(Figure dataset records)

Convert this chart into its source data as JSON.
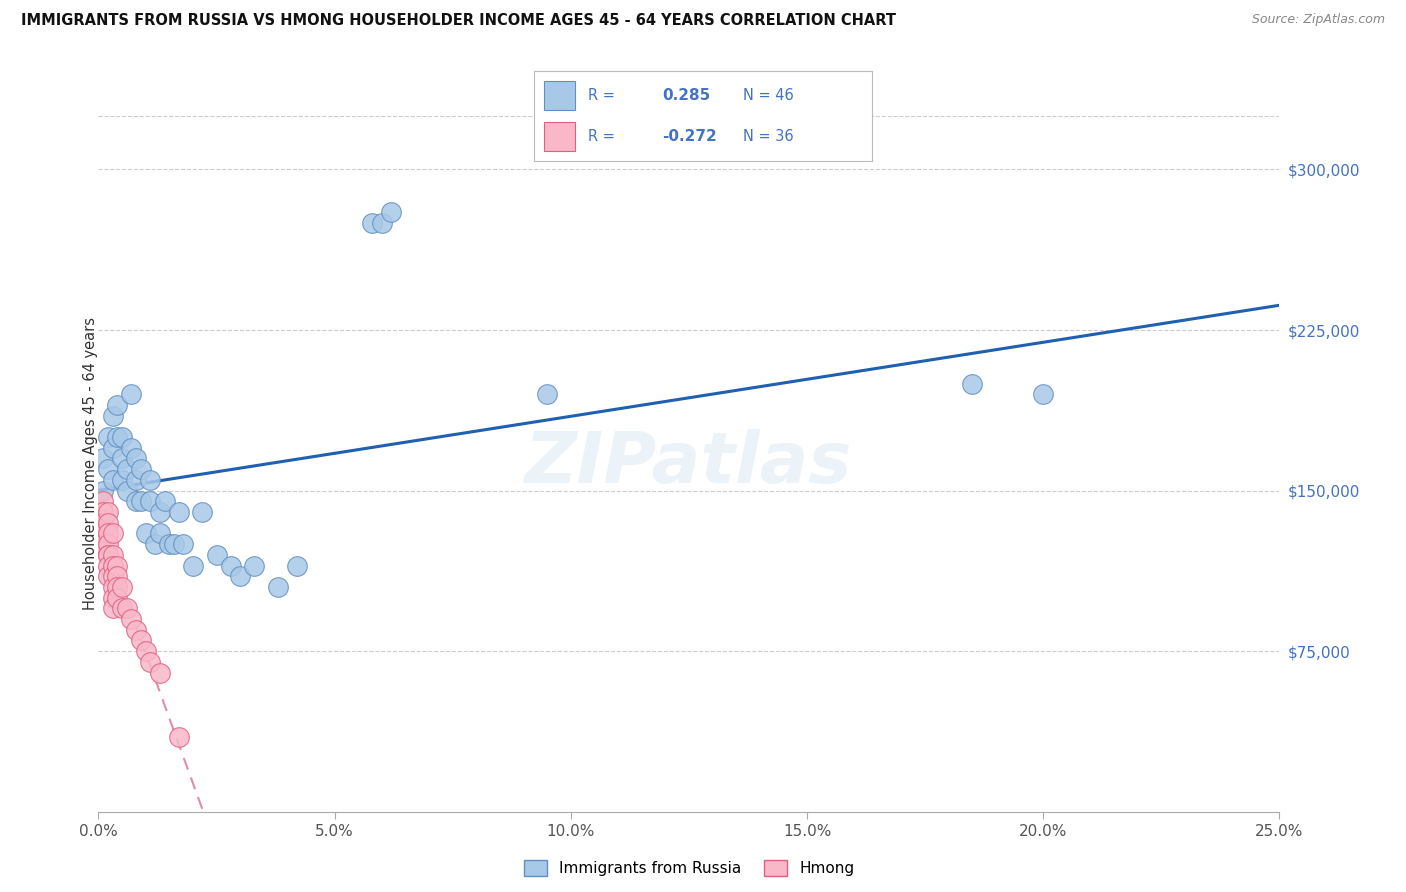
{
  "title": "IMMIGRANTS FROM RUSSIA VS HMONG HOUSEHOLDER INCOME AGES 45 - 64 YEARS CORRELATION CHART",
  "source": "Source: ZipAtlas.com",
  "ylabel": "Householder Income Ages 45 - 64 years",
  "ytick_labels": [
    "$75,000",
    "$150,000",
    "$225,000",
    "$300,000"
  ],
  "ytick_values": [
    75000,
    150000,
    225000,
    300000
  ],
  "russia_color": "#a8c8e8",
  "russia_edge": "#6090c0",
  "hmong_color": "#f8b8c8",
  "hmong_edge": "#e06080",
  "russia_line_color": "#2060b0",
  "hmong_line_color": "#d04070",
  "hmong_line_dash": [
    6,
    4
  ],
  "watermark": "ZIPatlas",
  "russia_x": [
    0.001,
    0.001,
    0.002,
    0.002,
    0.003,
    0.003,
    0.003,
    0.004,
    0.004,
    0.005,
    0.005,
    0.005,
    0.006,
    0.006,
    0.007,
    0.007,
    0.008,
    0.008,
    0.008,
    0.009,
    0.009,
    0.01,
    0.011,
    0.011,
    0.012,
    0.013,
    0.013,
    0.014,
    0.015,
    0.016,
    0.017,
    0.018,
    0.02,
    0.022,
    0.025,
    0.028,
    0.03,
    0.033,
    0.038,
    0.042,
    0.058,
    0.06,
    0.062,
    0.095,
    0.185,
    0.2
  ],
  "russia_y": [
    165000,
    150000,
    175000,
    160000,
    170000,
    155000,
    185000,
    190000,
    175000,
    165000,
    175000,
    155000,
    160000,
    150000,
    195000,
    170000,
    155000,
    145000,
    165000,
    145000,
    160000,
    130000,
    155000,
    145000,
    125000,
    140000,
    130000,
    145000,
    125000,
    125000,
    140000,
    125000,
    115000,
    140000,
    120000,
    115000,
    110000,
    115000,
    105000,
    115000,
    275000,
    275000,
    280000,
    195000,
    200000,
    195000
  ],
  "hmong_x": [
    0.0005,
    0.0005,
    0.001,
    0.001,
    0.001,
    0.001,
    0.001,
    0.002,
    0.002,
    0.002,
    0.002,
    0.002,
    0.002,
    0.002,
    0.002,
    0.003,
    0.003,
    0.003,
    0.003,
    0.003,
    0.003,
    0.003,
    0.004,
    0.004,
    0.004,
    0.004,
    0.005,
    0.005,
    0.006,
    0.007,
    0.008,
    0.009,
    0.01,
    0.011,
    0.013,
    0.017
  ],
  "hmong_y": [
    135000,
    140000,
    145000,
    140000,
    135000,
    130000,
    125000,
    140000,
    135000,
    130000,
    125000,
    120000,
    120000,
    115000,
    110000,
    130000,
    120000,
    115000,
    110000,
    105000,
    100000,
    95000,
    115000,
    110000,
    105000,
    100000,
    105000,
    95000,
    95000,
    90000,
    85000,
    80000,
    75000,
    70000,
    65000,
    35000
  ],
  "xmin": 0.0,
  "xmax": 0.25,
  "ymin": 0,
  "ymax": 325000
}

_Goal_: With the pictures omitted, reproduce the records in full and exactly.

_Solved exercise_:
Convert this chart into its source data as JSON.
{
  "title": "IMMIGRANTS FROM RUSSIA VS HMONG HOUSEHOLDER INCOME AGES 45 - 64 YEARS CORRELATION CHART",
  "source": "Source: ZipAtlas.com",
  "ylabel": "Householder Income Ages 45 - 64 years",
  "ytick_labels": [
    "$75,000",
    "$150,000",
    "$225,000",
    "$300,000"
  ],
  "ytick_values": [
    75000,
    150000,
    225000,
    300000
  ],
  "russia_color": "#a8c8e8",
  "russia_edge": "#6090c0",
  "hmong_color": "#f8b8c8",
  "hmong_edge": "#e06080",
  "russia_line_color": "#2060b0",
  "hmong_line_color": "#d04070",
  "hmong_line_dash": [
    6,
    4
  ],
  "watermark": "ZIPatlas",
  "russia_x": [
    0.001,
    0.001,
    0.002,
    0.002,
    0.003,
    0.003,
    0.003,
    0.004,
    0.004,
    0.005,
    0.005,
    0.005,
    0.006,
    0.006,
    0.007,
    0.007,
    0.008,
    0.008,
    0.008,
    0.009,
    0.009,
    0.01,
    0.011,
    0.011,
    0.012,
    0.013,
    0.013,
    0.014,
    0.015,
    0.016,
    0.017,
    0.018,
    0.02,
    0.022,
    0.025,
    0.028,
    0.03,
    0.033,
    0.038,
    0.042,
    0.058,
    0.06,
    0.062,
    0.095,
    0.185,
    0.2
  ],
  "russia_y": [
    165000,
    150000,
    175000,
    160000,
    170000,
    155000,
    185000,
    190000,
    175000,
    165000,
    175000,
    155000,
    160000,
    150000,
    195000,
    170000,
    155000,
    145000,
    165000,
    145000,
    160000,
    130000,
    155000,
    145000,
    125000,
    140000,
    130000,
    145000,
    125000,
    125000,
    140000,
    125000,
    115000,
    140000,
    120000,
    115000,
    110000,
    115000,
    105000,
    115000,
    275000,
    275000,
    280000,
    195000,
    200000,
    195000
  ],
  "hmong_x": [
    0.0005,
    0.0005,
    0.001,
    0.001,
    0.001,
    0.001,
    0.001,
    0.002,
    0.002,
    0.002,
    0.002,
    0.002,
    0.002,
    0.002,
    0.002,
    0.003,
    0.003,
    0.003,
    0.003,
    0.003,
    0.003,
    0.003,
    0.004,
    0.004,
    0.004,
    0.004,
    0.005,
    0.005,
    0.006,
    0.007,
    0.008,
    0.009,
    0.01,
    0.011,
    0.013,
    0.017
  ],
  "hmong_y": [
    135000,
    140000,
    145000,
    140000,
    135000,
    130000,
    125000,
    140000,
    135000,
    130000,
    125000,
    120000,
    120000,
    115000,
    110000,
    130000,
    120000,
    115000,
    110000,
    105000,
    100000,
    95000,
    115000,
    110000,
    105000,
    100000,
    105000,
    95000,
    95000,
    90000,
    85000,
    80000,
    75000,
    70000,
    65000,
    35000
  ],
  "xmin": 0.0,
  "xmax": 0.25,
  "ymin": 0,
  "ymax": 325000
}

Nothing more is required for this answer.